━━━ Data excerpts ━━━

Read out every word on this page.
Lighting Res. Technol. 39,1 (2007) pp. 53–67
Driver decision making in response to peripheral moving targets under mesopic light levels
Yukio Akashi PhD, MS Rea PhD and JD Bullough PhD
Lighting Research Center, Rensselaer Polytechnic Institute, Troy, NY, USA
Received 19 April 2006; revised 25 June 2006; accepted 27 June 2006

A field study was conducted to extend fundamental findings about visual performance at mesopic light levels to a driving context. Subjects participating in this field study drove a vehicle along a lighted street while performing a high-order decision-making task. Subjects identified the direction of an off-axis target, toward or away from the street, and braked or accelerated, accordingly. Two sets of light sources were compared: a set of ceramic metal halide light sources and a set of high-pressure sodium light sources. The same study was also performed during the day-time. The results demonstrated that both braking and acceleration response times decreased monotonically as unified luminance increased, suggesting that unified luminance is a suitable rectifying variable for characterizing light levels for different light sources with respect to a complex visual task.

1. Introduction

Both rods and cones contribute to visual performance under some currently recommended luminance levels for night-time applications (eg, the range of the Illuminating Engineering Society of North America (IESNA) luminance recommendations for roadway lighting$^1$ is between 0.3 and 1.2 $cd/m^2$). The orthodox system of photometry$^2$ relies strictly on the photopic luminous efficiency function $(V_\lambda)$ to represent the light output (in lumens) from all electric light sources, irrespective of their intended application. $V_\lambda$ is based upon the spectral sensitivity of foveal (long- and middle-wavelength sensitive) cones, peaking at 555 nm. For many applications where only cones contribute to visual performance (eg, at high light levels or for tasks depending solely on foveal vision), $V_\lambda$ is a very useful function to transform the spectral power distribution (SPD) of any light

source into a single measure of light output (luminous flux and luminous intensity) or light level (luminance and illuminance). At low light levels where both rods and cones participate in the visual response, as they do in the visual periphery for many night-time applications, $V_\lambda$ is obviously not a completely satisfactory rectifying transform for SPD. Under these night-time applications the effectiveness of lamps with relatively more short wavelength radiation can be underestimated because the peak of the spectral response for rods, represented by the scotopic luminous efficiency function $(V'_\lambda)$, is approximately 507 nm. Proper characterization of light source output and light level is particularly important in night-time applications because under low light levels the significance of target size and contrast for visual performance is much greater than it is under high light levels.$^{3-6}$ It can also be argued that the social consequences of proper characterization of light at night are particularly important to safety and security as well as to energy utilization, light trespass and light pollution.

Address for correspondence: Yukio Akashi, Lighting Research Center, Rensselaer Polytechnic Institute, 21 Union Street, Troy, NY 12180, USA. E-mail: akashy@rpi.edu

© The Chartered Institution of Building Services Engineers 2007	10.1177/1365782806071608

━━━

> _Directive_:
Copy out each line above, character for character.

> _Exercise answer_:
Read out every word on this page.
Lighting Res. Technol. 39,1 (2007) pp. 53–67
Driver decision making in response to peripheral moving targets under mesopic light levels
Yukio Akashi PhD, MS Rea PhD and JD Bullough PhD
Lighting Research Center, Rensselaer Polytechnic Institute, Troy, NY, USA
Received 19 April 2006; revised 25 June 2006; accepted 27 June 2006

A field study was conducted to extend fundamental findings about visual performance at mesopic light levels to a driving context. Subjects participating in this field study drove a vehicle along a lighted street while performing a high-order decision-making task. Subjects identified the direction of an off-axis target, toward or away from the street, and braked or accelerated, accordingly. Two sets of light sources were compared: a set of ceramic metal halide light sources and a set of high-pressure sodium light sources. The same study was also performed during the day-time. The results demonstrated that both braking and acceleration response times decreased monotonically as unified luminance increased, suggesting that unified luminance is a suitable rectifying variable for characterizing light levels for different light sources with respect to a complex visual task.

1. Introduction

Both rods and cones contribute to visual performance under some currently recommended luminance levels for night-time applications (eg, the range of the Illuminating Engineering Society of North America (IESNA) luminance recommendations for roadway lighting$^1$ is between 0.3 and 1.2 $cd/m^2$). The orthodox system of photometry$^2$ relies strictly on the photopic luminous efficiency function $(V_\lambda)$ to represent the light output (in lumens) from all electric light sources, irrespective of their intended application. $V_\lambda$ is based upon the spectral sensitivity of foveal (long- and middle-wavelength sensitive) cones, peaking at 555 nm. For many applications where only cones contribute to visual performance (eg, at high light levels or for tasks depending solely on foveal vision), $V_\lambda$ is a very useful function to transform the spectral power distribution (SPD) of any light

source into a single measure of light output (luminous flux and luminous intensity) or light level (luminance and illuminance). At low light levels where both rods and cones participate in the visual response, as they do in the visual periphery for many night-time applications, $V_\lambda$ is obviously not a completely satisfactory rectifying transform for SPD. Under these night-time applications the effectiveness of lamps with relatively more short wavelength radiation can be underestimated because the peak of the spectral response for rods, represented by the scotopic luminous efficiency function $(V'_\lambda)$, is approximately 507 nm. Proper characterization of light source output and light level is particularly important in night-time applications because under low light levels the significance of target size and contrast for visual performance is much greater than it is under high light levels.$^{3-6}$ It can also be argued that the social consequences of proper characterization of light at night are particularly important to safety and security as well as to energy utilization, light trespass and light pollution.

Address for correspondence: Yukio Akashi, Lighting Research Center, Rensselaer Polytechnic Institute, 21 Union Street, Troy, NY 12180, USA. E-mail: akashy@rpi.edu

© The Chartered Institution of Building Services Engineers 2007	10.1177/1365782806071608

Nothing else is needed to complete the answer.